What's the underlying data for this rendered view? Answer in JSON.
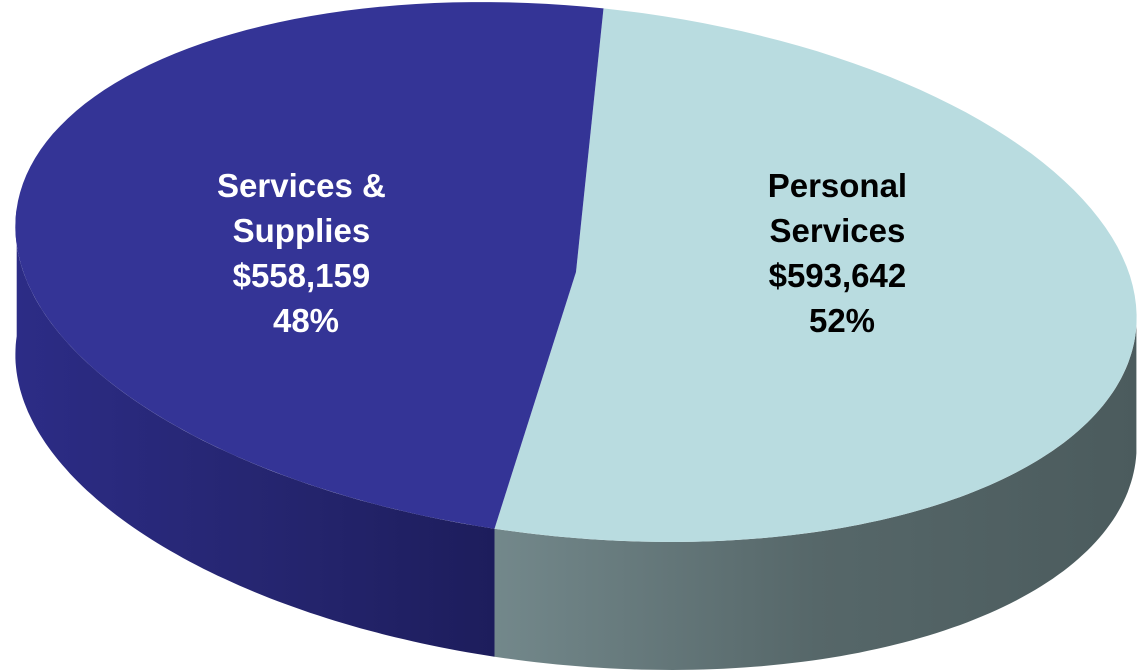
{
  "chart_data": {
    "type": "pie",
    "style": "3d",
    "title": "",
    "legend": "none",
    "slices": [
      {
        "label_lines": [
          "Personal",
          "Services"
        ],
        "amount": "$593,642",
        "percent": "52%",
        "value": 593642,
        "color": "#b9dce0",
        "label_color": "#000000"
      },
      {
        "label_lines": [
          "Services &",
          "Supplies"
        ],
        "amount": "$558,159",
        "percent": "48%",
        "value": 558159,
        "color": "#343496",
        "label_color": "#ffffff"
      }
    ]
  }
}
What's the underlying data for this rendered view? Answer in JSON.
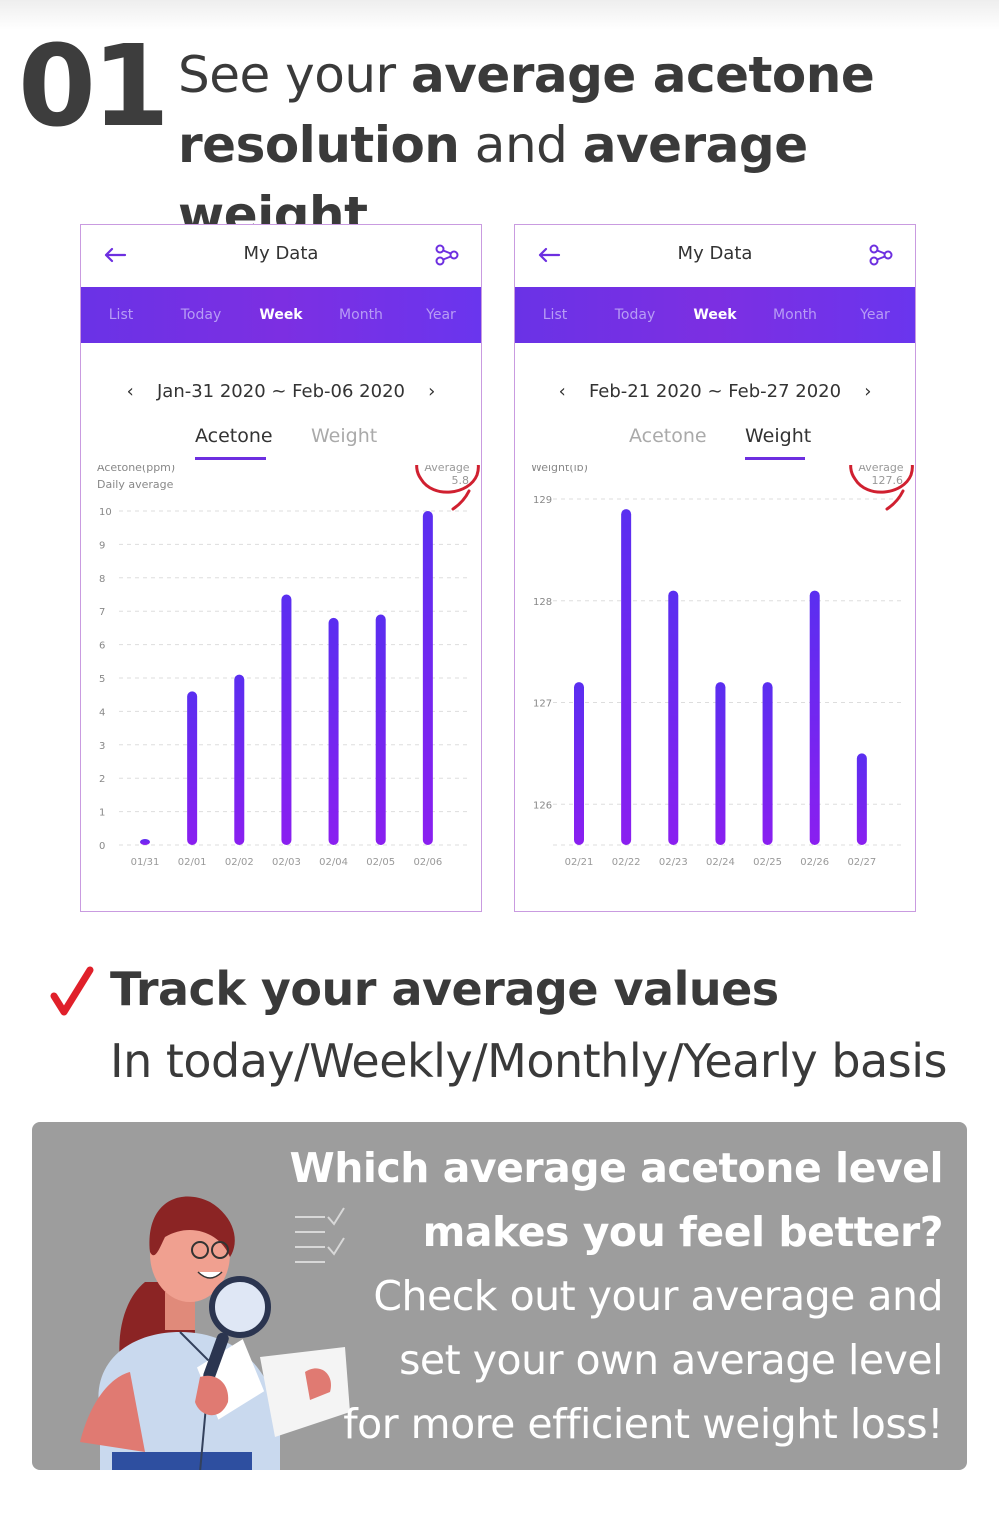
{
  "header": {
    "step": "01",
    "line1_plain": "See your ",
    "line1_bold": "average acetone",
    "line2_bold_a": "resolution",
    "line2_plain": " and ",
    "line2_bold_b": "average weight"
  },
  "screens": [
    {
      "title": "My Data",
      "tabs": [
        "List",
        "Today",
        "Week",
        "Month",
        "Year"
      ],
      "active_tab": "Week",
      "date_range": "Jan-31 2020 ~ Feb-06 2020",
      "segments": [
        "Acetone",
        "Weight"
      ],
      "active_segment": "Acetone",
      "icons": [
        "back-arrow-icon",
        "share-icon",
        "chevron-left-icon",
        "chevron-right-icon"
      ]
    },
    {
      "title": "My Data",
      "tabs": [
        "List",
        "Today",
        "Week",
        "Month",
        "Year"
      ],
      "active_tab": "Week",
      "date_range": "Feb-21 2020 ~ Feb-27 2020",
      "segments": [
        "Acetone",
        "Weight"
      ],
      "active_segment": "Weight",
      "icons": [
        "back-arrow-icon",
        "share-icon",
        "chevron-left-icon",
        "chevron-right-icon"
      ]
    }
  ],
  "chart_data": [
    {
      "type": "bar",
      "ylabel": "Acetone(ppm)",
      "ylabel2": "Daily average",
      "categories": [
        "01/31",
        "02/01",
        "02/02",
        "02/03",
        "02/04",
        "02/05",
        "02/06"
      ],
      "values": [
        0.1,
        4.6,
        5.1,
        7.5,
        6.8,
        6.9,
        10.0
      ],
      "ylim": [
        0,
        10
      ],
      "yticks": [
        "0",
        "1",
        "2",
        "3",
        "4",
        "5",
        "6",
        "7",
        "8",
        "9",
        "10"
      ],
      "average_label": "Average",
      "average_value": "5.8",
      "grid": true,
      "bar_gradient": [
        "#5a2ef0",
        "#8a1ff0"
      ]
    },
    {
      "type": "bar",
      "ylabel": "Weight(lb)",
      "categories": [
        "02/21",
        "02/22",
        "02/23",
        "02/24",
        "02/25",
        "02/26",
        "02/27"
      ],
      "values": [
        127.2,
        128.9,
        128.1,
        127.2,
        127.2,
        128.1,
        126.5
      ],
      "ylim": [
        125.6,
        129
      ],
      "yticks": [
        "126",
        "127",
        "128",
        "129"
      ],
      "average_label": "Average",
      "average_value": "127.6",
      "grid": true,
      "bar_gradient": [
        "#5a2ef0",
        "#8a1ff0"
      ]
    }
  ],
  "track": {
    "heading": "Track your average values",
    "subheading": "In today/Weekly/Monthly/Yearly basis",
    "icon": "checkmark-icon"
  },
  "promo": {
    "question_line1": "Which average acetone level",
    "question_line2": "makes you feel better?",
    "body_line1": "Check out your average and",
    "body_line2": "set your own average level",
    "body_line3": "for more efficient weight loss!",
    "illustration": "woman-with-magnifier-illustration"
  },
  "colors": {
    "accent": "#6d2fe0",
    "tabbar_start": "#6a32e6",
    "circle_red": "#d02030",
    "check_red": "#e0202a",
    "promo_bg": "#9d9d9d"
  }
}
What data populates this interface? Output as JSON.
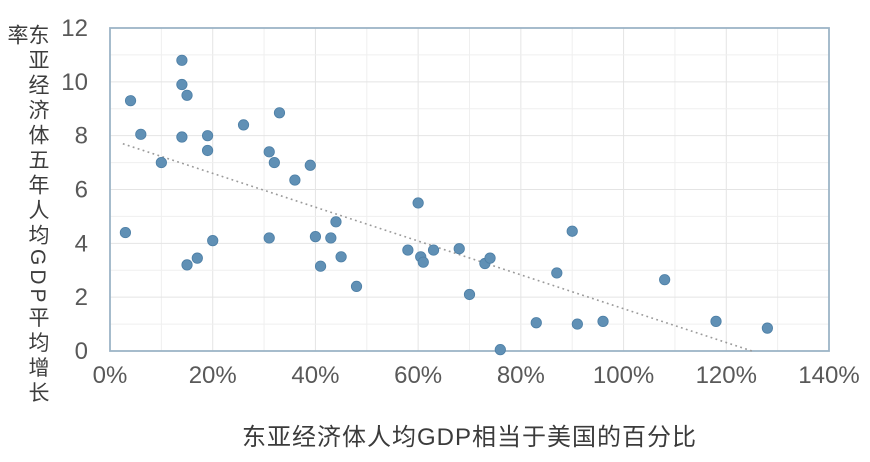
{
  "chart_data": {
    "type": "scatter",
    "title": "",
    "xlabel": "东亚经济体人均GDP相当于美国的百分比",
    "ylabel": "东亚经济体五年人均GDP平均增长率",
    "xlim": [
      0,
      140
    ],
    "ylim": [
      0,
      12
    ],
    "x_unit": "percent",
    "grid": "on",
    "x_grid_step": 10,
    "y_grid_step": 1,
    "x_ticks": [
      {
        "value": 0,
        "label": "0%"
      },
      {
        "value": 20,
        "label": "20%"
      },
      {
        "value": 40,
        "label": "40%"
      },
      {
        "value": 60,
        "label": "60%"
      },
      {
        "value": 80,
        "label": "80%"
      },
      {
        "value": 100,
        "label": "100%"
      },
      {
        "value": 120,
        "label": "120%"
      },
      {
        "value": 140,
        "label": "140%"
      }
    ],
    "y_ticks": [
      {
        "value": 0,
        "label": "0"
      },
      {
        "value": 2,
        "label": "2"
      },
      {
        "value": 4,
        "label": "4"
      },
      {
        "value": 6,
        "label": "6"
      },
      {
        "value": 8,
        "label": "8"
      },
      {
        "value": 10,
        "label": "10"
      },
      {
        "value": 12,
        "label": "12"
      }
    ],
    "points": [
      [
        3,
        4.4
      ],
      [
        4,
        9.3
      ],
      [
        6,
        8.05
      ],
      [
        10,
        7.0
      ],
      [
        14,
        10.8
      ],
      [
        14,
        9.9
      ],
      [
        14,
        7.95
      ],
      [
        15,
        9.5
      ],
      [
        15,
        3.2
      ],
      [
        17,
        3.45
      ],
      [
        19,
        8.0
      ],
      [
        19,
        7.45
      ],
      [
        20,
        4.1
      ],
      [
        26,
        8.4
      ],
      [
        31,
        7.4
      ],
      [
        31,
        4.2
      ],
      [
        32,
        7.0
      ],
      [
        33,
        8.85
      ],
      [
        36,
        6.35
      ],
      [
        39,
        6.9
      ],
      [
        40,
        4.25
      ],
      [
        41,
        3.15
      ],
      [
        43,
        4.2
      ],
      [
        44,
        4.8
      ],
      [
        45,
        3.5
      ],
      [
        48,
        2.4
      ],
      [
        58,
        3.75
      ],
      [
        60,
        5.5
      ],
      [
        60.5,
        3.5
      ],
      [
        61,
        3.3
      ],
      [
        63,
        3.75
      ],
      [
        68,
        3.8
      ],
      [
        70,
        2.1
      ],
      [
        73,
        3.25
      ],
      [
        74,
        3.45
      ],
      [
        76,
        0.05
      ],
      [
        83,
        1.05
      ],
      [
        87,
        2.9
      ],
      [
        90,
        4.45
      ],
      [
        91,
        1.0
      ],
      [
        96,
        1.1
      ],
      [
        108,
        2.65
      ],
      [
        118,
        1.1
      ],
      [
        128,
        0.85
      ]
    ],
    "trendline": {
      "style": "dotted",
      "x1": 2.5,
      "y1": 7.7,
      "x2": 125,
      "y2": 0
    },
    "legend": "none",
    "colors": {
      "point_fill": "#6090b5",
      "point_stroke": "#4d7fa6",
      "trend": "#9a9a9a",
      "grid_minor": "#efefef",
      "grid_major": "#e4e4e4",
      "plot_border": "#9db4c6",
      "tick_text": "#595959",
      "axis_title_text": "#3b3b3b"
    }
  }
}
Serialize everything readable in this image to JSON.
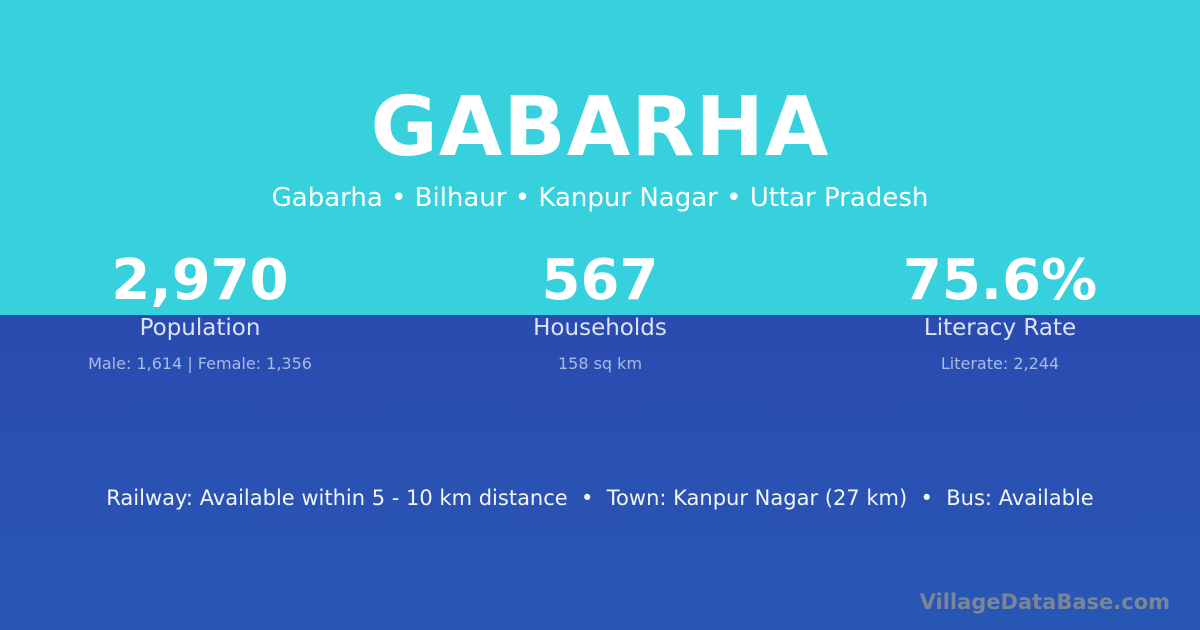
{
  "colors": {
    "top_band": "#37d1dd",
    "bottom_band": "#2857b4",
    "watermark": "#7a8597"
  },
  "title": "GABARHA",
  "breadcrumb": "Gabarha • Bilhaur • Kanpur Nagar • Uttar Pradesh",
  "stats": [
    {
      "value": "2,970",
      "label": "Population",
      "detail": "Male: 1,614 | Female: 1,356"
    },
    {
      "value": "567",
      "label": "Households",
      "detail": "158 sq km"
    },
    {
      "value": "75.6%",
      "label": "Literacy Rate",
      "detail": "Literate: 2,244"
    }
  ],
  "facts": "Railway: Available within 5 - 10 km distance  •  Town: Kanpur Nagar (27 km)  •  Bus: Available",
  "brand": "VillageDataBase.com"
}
◆ ◆ ◆
Your copy of the data above should match it exactly, except that pictures are left out.

- _SOLUTION FOR THIS EXERCISE_:
What's the underlying data for this rendered view? Answer in JSON.
{
  "chart_data": {
    "type": "pie",
    "style": "3d",
    "title": "",
    "legend": "none",
    "slices": [
      {
        "label_lines": [
          "Personal",
          "Services"
        ],
        "amount": "$593,642",
        "percent": "52%",
        "value": 593642,
        "color": "#b9dce0",
        "label_color": "#000000"
      },
      {
        "label_lines": [
          "Services &",
          "Supplies"
        ],
        "amount": "$558,159",
        "percent": "48%",
        "value": 558159,
        "color": "#343496",
        "label_color": "#ffffff"
      }
    ]
  }
}
What's the underlying data for this rendered view? Answer in JSON.
{
  "header": {
    "step": "01",
    "line1_plain": "See your ",
    "line1_bold": "average acetone",
    "line2_bold_a": "resolution",
    "line2_plain": " and ",
    "line2_bold_b": "average weight"
  },
  "screens": [
    {
      "title": "My Data",
      "tabs": [
        "List",
        "Today",
        "Week",
        "Month",
        "Year"
      ],
      "active_tab": "Week",
      "date_range": "Jan-31 2020 ~ Feb-06 2020",
      "segments": [
        "Acetone",
        "Weight"
      ],
      "active_segment": "Acetone",
      "icons": [
        "back-arrow-icon",
        "share-icon",
        "chevron-left-icon",
        "chevron-right-icon"
      ]
    },
    {
      "title": "My Data",
      "tabs": [
        "List",
        "Today",
        "Week",
        "Month",
        "Year"
      ],
      "active_tab": "Week",
      "date_range": "Feb-21 2020 ~ Feb-27 2020",
      "segments": [
        "Acetone",
        "Weight"
      ],
      "active_segment": "Weight",
      "icons": [
        "back-arrow-icon",
        "share-icon",
        "chevron-left-icon",
        "chevron-right-icon"
      ]
    }
  ],
  "chart_data": [
    {
      "type": "bar",
      "ylabel": "Acetone(ppm)",
      "ylabel2": "Daily average",
      "categories": [
        "01/31",
        "02/01",
        "02/02",
        "02/03",
        "02/04",
        "02/05",
        "02/06"
      ],
      "values": [
        0.1,
        4.6,
        5.1,
        7.5,
        6.8,
        6.9,
        10.0
      ],
      "ylim": [
        0,
        10
      ],
      "yticks": [
        "0",
        "1",
        "2",
        "3",
        "4",
        "5",
        "6",
        "7",
        "8",
        "9",
        "10"
      ],
      "average_label": "Average",
      "average_value": "5.8",
      "grid": true,
      "bar_gradient": [
        "#5a2ef0",
        "#8a1ff0"
      ]
    },
    {
      "type": "bar",
      "ylabel": "Weight(lb)",
      "categories": [
        "02/21",
        "02/22",
        "02/23",
        "02/24",
        "02/25",
        "02/26",
        "02/27"
      ],
      "values": [
        127.2,
        128.9,
        128.1,
        127.2,
        127.2,
        128.1,
        126.5
      ],
      "ylim": [
        125.6,
        129
      ],
      "yticks": [
        "126",
        "127",
        "128",
        "129"
      ],
      "average_label": "Average",
      "average_value": "127.6",
      "grid": true,
      "bar_gradient": [
        "#5a2ef0",
        "#8a1ff0"
      ]
    }
  ],
  "track": {
    "heading": "Track your average values",
    "subheading": "In today/Weekly/Monthly/Yearly basis",
    "icon": "checkmark-icon"
  },
  "promo": {
    "question_line1": "Which average acetone level",
    "question_line2": "makes you feel better?",
    "body_line1": "Check out your average and",
    "body_line2": "set your own average level",
    "body_line3": "for more efficient weight loss!",
    "illustration": "woman-with-magnifier-illustration"
  },
  "colors": {
    "accent": "#6d2fe0",
    "tabbar_start": "#6a32e6",
    "circle_red": "#d02030",
    "check_red": "#e0202a",
    "promo_bg": "#9d9d9d"
  }
}
What data populates this interface? Output as JSON.
{
  "chart_data": {
    "type": "scatter",
    "title": "",
    "xlabel": "东亚经济体人均GDP相当于美国的百分比",
    "ylabel": "东亚经济体五年人均GDP平均增长率",
    "xlim": [
      0,
      140
    ],
    "ylim": [
      0,
      12
    ],
    "x_unit": "percent",
    "grid": "on",
    "x_grid_step": 10,
    "y_grid_step": 1,
    "x_ticks": [
      {
        "value": 0,
        "label": "0%"
      },
      {
        "value": 20,
        "label": "20%"
      },
      {
        "value": 40,
        "label": "40%"
      },
      {
        "value": 60,
        "label": "60%"
      },
      {
        "value": 80,
        "label": "80%"
      },
      {
        "value": 100,
        "label": "100%"
      },
      {
        "value": 120,
        "label": "120%"
      },
      {
        "value": 140,
        "label": "140%"
      }
    ],
    "y_ticks": [
      {
        "value": 0,
        "label": "0"
      },
      {
        "value": 2,
        "label": "2"
      },
      {
        "value": 4,
        "label": "4"
      },
      {
        "value": 6,
        "label": "6"
      },
      {
        "value": 8,
        "label": "8"
      },
      {
        "value": 10,
        "label": "10"
      },
      {
        "value": 12,
        "label": "12"
      }
    ],
    "points": [
      [
        3,
        4.4
      ],
      [
        4,
        9.3
      ],
      [
        6,
        8.05
      ],
      [
        10,
        7.0
      ],
      [
        14,
        10.8
      ],
      [
        14,
        9.9
      ],
      [
        14,
        7.95
      ],
      [
        15,
        9.5
      ],
      [
        15,
        3.2
      ],
      [
        17,
        3.45
      ],
      [
        19,
        8.0
      ],
      [
        19,
        7.45
      ],
      [
        20,
        4.1
      ],
      [
        26,
        8.4
      ],
      [
        31,
        7.4
      ],
      [
        31,
        4.2
      ],
      [
        32,
        7.0
      ],
      [
        33,
        8.85
      ],
      [
        36,
        6.35
      ],
      [
        39,
        6.9
      ],
      [
        40,
        4.25
      ],
      [
        41,
        3.15
      ],
      [
        43,
        4.2
      ],
      [
        44,
        4.8
      ],
      [
        45,
        3.5
      ],
      [
        48,
        2.4
      ],
      [
        58,
        3.75
      ],
      [
        60,
        5.5
      ],
      [
        60.5,
        3.5
      ],
      [
        61,
        3.3
      ],
      [
        63,
        3.75
      ],
      [
        68,
        3.8
      ],
      [
        70,
        2.1
      ],
      [
        73,
        3.25
      ],
      [
        74,
        3.45
      ],
      [
        76,
        0.05
      ],
      [
        83,
        1.05
      ],
      [
        87,
        2.9
      ],
      [
        90,
        4.45
      ],
      [
        91,
        1.0
      ],
      [
        96,
        1.1
      ],
      [
        108,
        2.65
      ],
      [
        118,
        1.1
      ],
      [
        128,
        0.85
      ]
    ],
    "trendline": {
      "style": "dotted",
      "x1": 2.5,
      "y1": 7.7,
      "x2": 125,
      "y2": 0
    },
    "legend": "none",
    "colors": {
      "point_fill": "#6090b5",
      "point_stroke": "#4d7fa6",
      "trend": "#9a9a9a",
      "grid_minor": "#efefef",
      "grid_major": "#e4e4e4",
      "plot_border": "#9db4c6",
      "tick_text": "#595959",
      "axis_title_text": "#3b3b3b"
    }
  }
}
Serialize everything readable in this image to JSON.
{
  "colors": {
    "top_band": "#37d1dd",
    "bottom_band": "#2857b4",
    "watermark": "#7a8597"
  },
  "title": "GABARHA",
  "breadcrumb": "Gabarha • Bilhaur • Kanpur Nagar • Uttar Pradesh",
  "stats": [
    {
      "value": "2,970",
      "label": "Population",
      "detail": "Male: 1,614 | Female: 1,356"
    },
    {
      "value": "567",
      "label": "Households",
      "detail": "158 sq km"
    },
    {
      "value": "75.6%",
      "label": "Literacy Rate",
      "detail": "Literate: 2,244"
    }
  ],
  "facts": "Railway: Available within 5 - 10 km distance  •  Town: Kanpur Nagar (27 km)  •  Bus: Available",
  "brand": "VillageDataBase.com"
}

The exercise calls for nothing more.